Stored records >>
★ ★ ★ ★
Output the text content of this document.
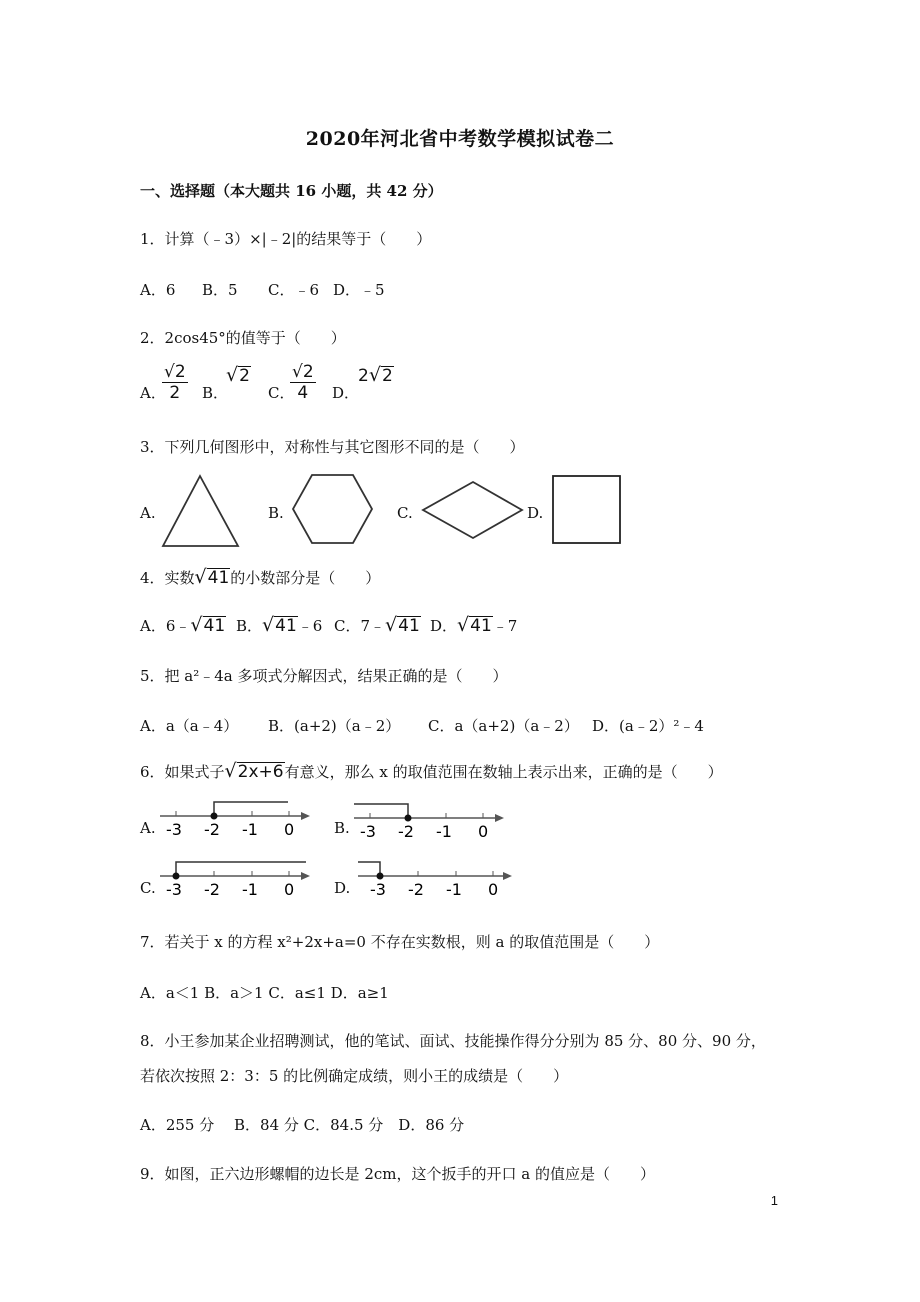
2020年河北省中考数学模拟试卷二
一、选择题（本大题共 16 小题，共 42 分）
1．计算（﹣3）×|﹣2|的结果等于（　　）
A．6 B．5 C．﹣6 D．﹣5
2．2cos45°的值等于（　　）
A．
$\frac{√2}{2}$ B．
√2
C．
$\frac{√2}{4}$ D．
2√2
3．下列几何图形中，对称性与其它图形不同的是（　　）
A.	B.	C.	D.
4．实数√41的小数部分是（　　）
A．6﹣√41 B．√41﹣6 C．7﹣√41 D．√41﹣7
5．把 a²﹣4a 多项式分解因式，结果正确的是（　　）
A．a（a﹣4） B．(a+2)（a﹣2） C．a（a+2)（a﹣2） D．(a﹣2）²﹣4
6．如果式子√2x+6有意义，那么 x 的取值范围在数轴上表示出来，正确的是（　　）
A. -3 -2 -1 0	B. -3 -2 -1 0
C. -3 -2 -1 0	D. -3 -2 -1 0
7．若关于 x 的方程 x²+2x+a=0 不存在实数根，则 a 的取值范围是（　　）
A．a＜1 B．a＞1 C．a≤1 D．a≥1
8．小王参加某企业招聘测试，他的笔试、面试、技能操作得分分别为 85 分、80 分、90 分，
若依次按照 2：3：5 的比例确定成绩，则小王的成绩是（　　）
A．255 分　 B．84 分 C．84.5 分　D．86 分
9．如图，正六边形螺帽的边长是 2cm，这个扳手的开口 a 的值应是（　　）
1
★ ★ ★ ★
Short task >>
Output the lines above in full and exactly as given, omitting any pictures.

Final result >>
Output the text content of this document.
2020年河北省中考数学模拟试卷二
一、选择题（本大题共 16 小题，共 42 分）
1．计算（﹣3）×|﹣2|的结果等于（　　）
A．6 B．5 C．﹣6 D．﹣5
2．2cos45°的值等于（　　）
A．
$\frac{√2}{2}$ B．
√2
C．
$\frac{√2}{4}$ D．
2√2
3．下列几何图形中，对称性与其它图形不同的是（　　）
A.	B.	C.	D.
4．实数√41的小数部分是（　　）
A．6﹣√41 B．√41﹣6 C．7﹣√41 D．√41﹣7
5．把 a²﹣4a 多项式分解因式，结果正确的是（　　）
A．a（a﹣4） B．(a+2)（a﹣2） C．a（a+2)（a﹣2） D．(a﹣2）²﹣4
6．如果式子√2x+6有意义，那么 x 的取值范围在数轴上表示出来，正确的是（　　）
A. -3 -2 -1 0	B. -3 -2 -1 0
C. -3 -2 -1 0	D. -3 -2 -1 0
7．若关于 x 的方程 x²+2x+a=0 不存在实数根，则 a 的取值范围是（　　）
A．a＜1 B．a＞1 C．a≤1 D．a≥1
8．小王参加某企业招聘测试，他的笔试、面试、技能操作得分分别为 85 分、80 分、90 分，
若依次按照 2：3：5 的比例确定成绩，则小王的成绩是（　　）
A．255 分　 B．84 分 C．84.5 分　D．86 分
9．如图，正六边形螺帽的边长是 2cm，这个扳手的开口 a 的值应是（　　）
1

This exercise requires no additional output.